[Start Input records]

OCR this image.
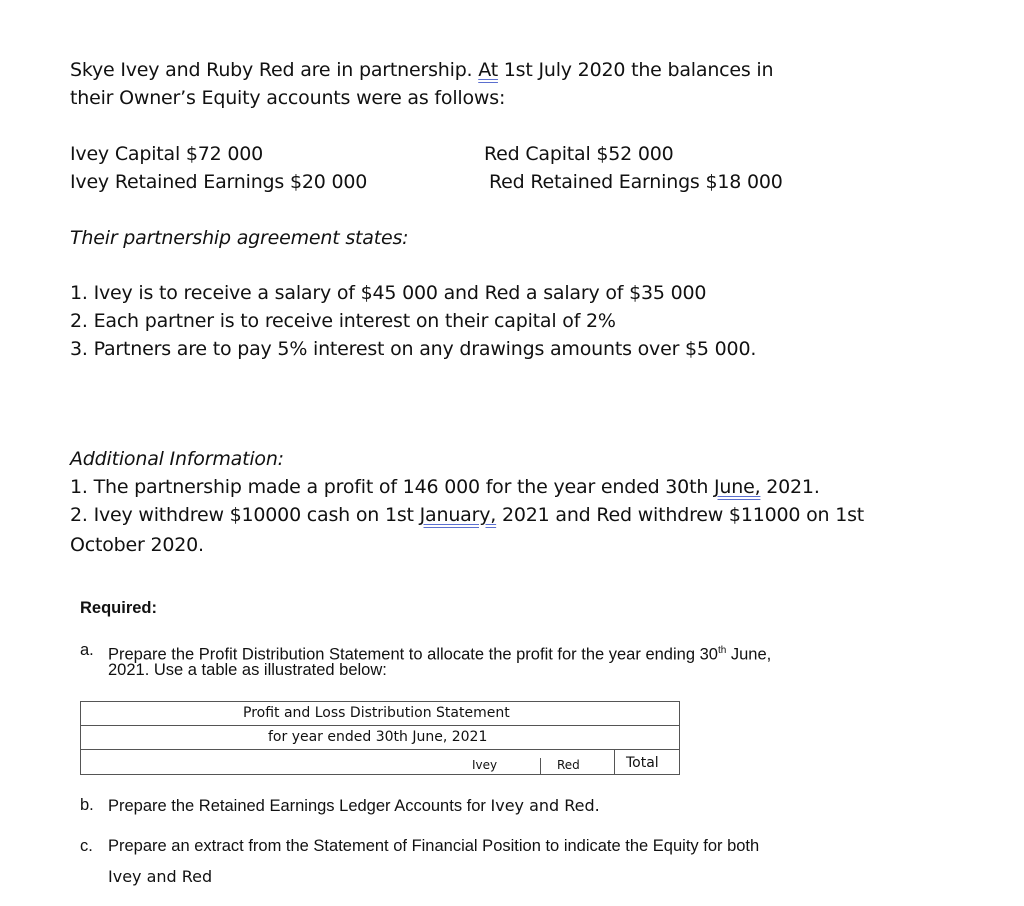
Skye Ivey and Ruby Red are in partnership. At 1st July 2020 the balances in
their Owner’s Equity accounts were as follows:
Ivey Capital $72 000
Ivey Retained Earnings $20 000
Red Capital $52 000
Red Retained Earnings $18 000
Their partnership agreement states:
1. Ivey is to receive a salary of $45 000 and Red a salary of $35 000
2. Each partner is to receive interest on their capital of 2%
3. Partners are to pay 5% interest on any drawings amounts over $5 000.
Additional Information:
1. The partnership made a profit of 146 000 for the year ended 30th June, 2021.
2. Ivey withdrew $10000 cash on 1st January, 2021 and Red withdrew $11000 on 1st
October 2020.
Required:
a. Prepare the Profit Distribution Statement to allocate the profit for the year ending 30th June,
2021. Use a table as illustrated below:
Profit and Loss Distribution Statement
for year ended 30th June, 2021
Ivey	Red	Total
b. Prepare the Retained Earnings Ledger Accounts for Ivey and Red.
c. Prepare an extract from the Statement of Financial Position to indicate the Equity for both
Ivey and Red
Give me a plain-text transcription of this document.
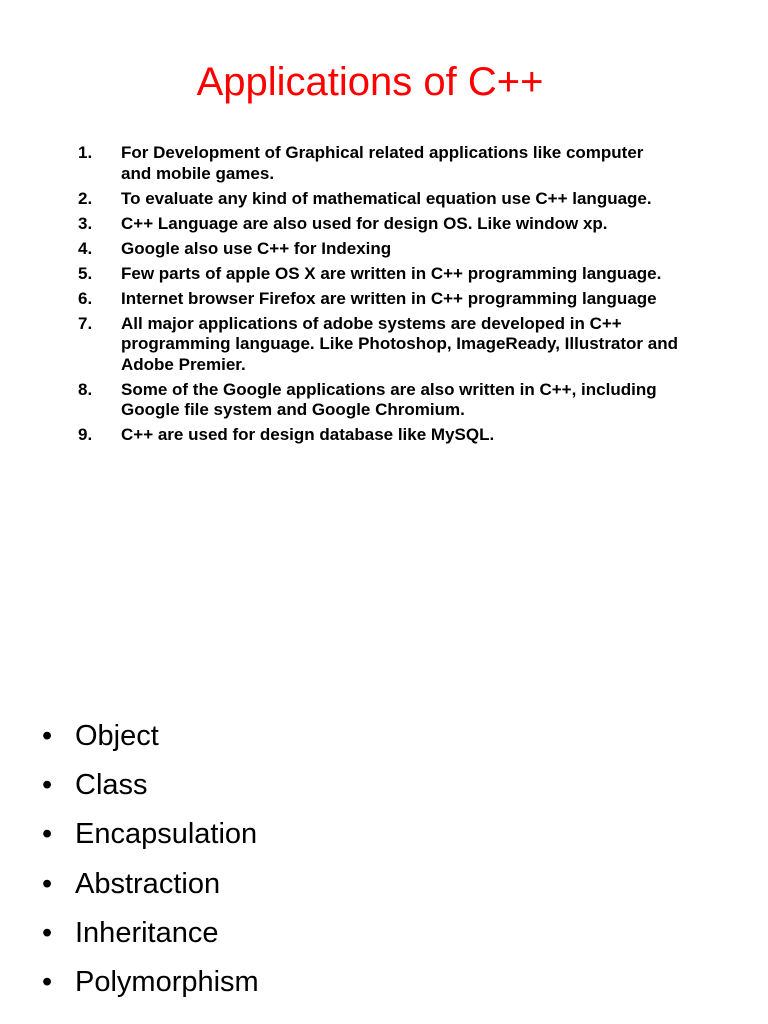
Applications of C++
1.	For Development of Graphical related applications like computer and mobile games.
2.	To evaluate any kind of mathematical equation use C++ language.
3.	C++ Language are also used for design OS. Like window xp.
4.	Google also use C++ for Indexing
5.	Few parts of apple OS X are written in C++ programming language.
6.	Internet browser Firefox are written in C++ programming language
7.	All major applications of adobe systems are developed in C++ programming language. Like Photoshop, ImageReady, Illustrator and Adobe Premier.
8.	Some of the Google applications are also written in C++, including Google file system and Google Chromium.
9.	C++ are used for design database like MySQL.
• Object
• Class
• Encapsulation
• Abstraction
• Inheritance
• Polymorphism
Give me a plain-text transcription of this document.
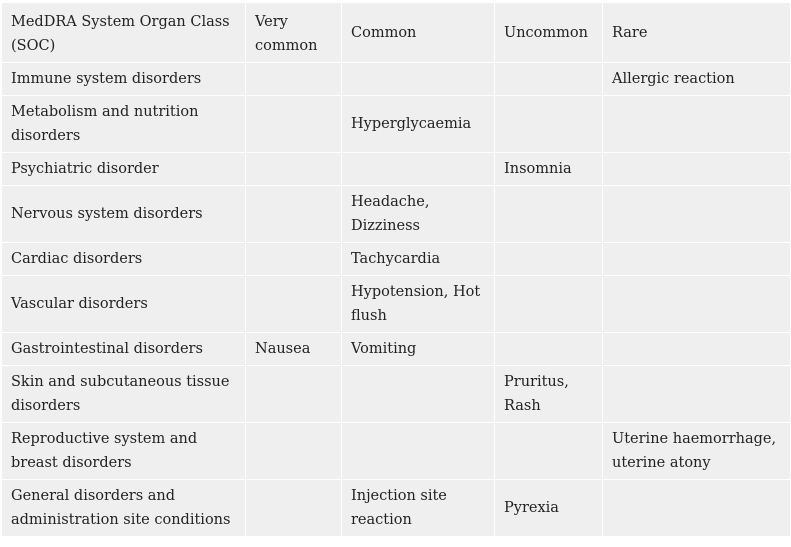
MedDRA System Organ Class (SOC)	Very common	Common	Uncommon	Rare
Immune system disorders				Allergic reaction
Metabolism and nutrition disorders		Hyperglycaemia		
Psychiatric disorder			Insomnia	
Nervous system disorders		Headache, Dizziness		
Cardiac disorders		Tachycardia		
Vascular disorders		Hypotension, Hot flush		
Gastrointestinal disorders	Nausea	Vomiting		
Skin and subcutaneous tissue disorders			Pruritus, Rash	
Reproductive system and breast disorders				Uterine haemorrhage, uterine atony
General disorders and administration site conditions		Injection site reaction	Pyrexia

[End Input records]

▸ **Exercise objective**
Return each line of the data, keeping its wording exact and omitting pictures.

▸ **Task solution**
OCR this image.
Skye Ivey and Ruby Red are in partnership. At 1st July 2020 the balances in
their Owner’s Equity accounts were as follows:
Ivey Capital $72 000
Ivey Retained Earnings $20 000
Red Capital $52 000
Red Retained Earnings $18 000
Their partnership agreement states:
1. Ivey is to receive a salary of $45 000 and Red a salary of $35 000
2. Each partner is to receive interest on their capital of 2%
3. Partners are to pay 5% interest on any drawings amounts over $5 000.
Additional Information:
1. The partnership made a profit of 146 000 for the year ended 30th June, 2021.
2. Ivey withdrew $10000 cash on 1st January, 2021 and Red withdrew $11000 on 1st
October 2020.
Required:
a. Prepare the Profit Distribution Statement to allocate the profit for the year ending 30th June,
2021. Use a table as illustrated below:
Profit and Loss Distribution Statement
for year ended 30th June, 2021
Ivey	Red	Total
b. Prepare the Retained Earnings Ledger Accounts for Ivey and Red.
c. Prepare an extract from the Statement of Financial Position to indicate the Equity for both
Ivey and Red
Give me a plain-text transcription of this document.
Applications of C++
1.	For Development of Graphical related applications like computer and mobile games.
2.	To evaluate any kind of mathematical equation use C++ language.
3.	C++ Language are also used for design OS. Like window xp.
4.	Google also use C++ for Indexing
5.	Few parts of apple OS X are written in C++ programming language.
6.	Internet browser Firefox are written in C++ programming language
7.	All major applications of adobe systems are developed in C++ programming language. Like Photoshop, ImageReady, Illustrator and Adobe Premier.
8.	Some of the Google applications are also written in C++, including Google file system and Google Chromium.
9.	C++ are used for design database like MySQL.
• Object
• Class
• Encapsulation
• Abstraction
• Inheritance
• Polymorphism
Give me a plain-text transcription of this document.
MedDRA System Organ Class (SOC)	Very common	Common	Uncommon	Rare
Immune system disorders				Allergic reaction
Metabolism and nutrition disorders		Hyperglycaemia		
Psychiatric disorder			Insomnia	
Nervous system disorders		Headache, Dizziness		
Cardiac disorders		Tachycardia		
Vascular disorders		Hypotension, Hot flush		
Gastrointestinal disorders	Nausea	Vomiting		
Skin and subcutaneous tissue disorders			Pruritus, Rash	
Reproductive system and breast disorders				Uterine haemorrhage, uterine atony
General disorders and administration site conditions		Injection site reaction	Pyrexia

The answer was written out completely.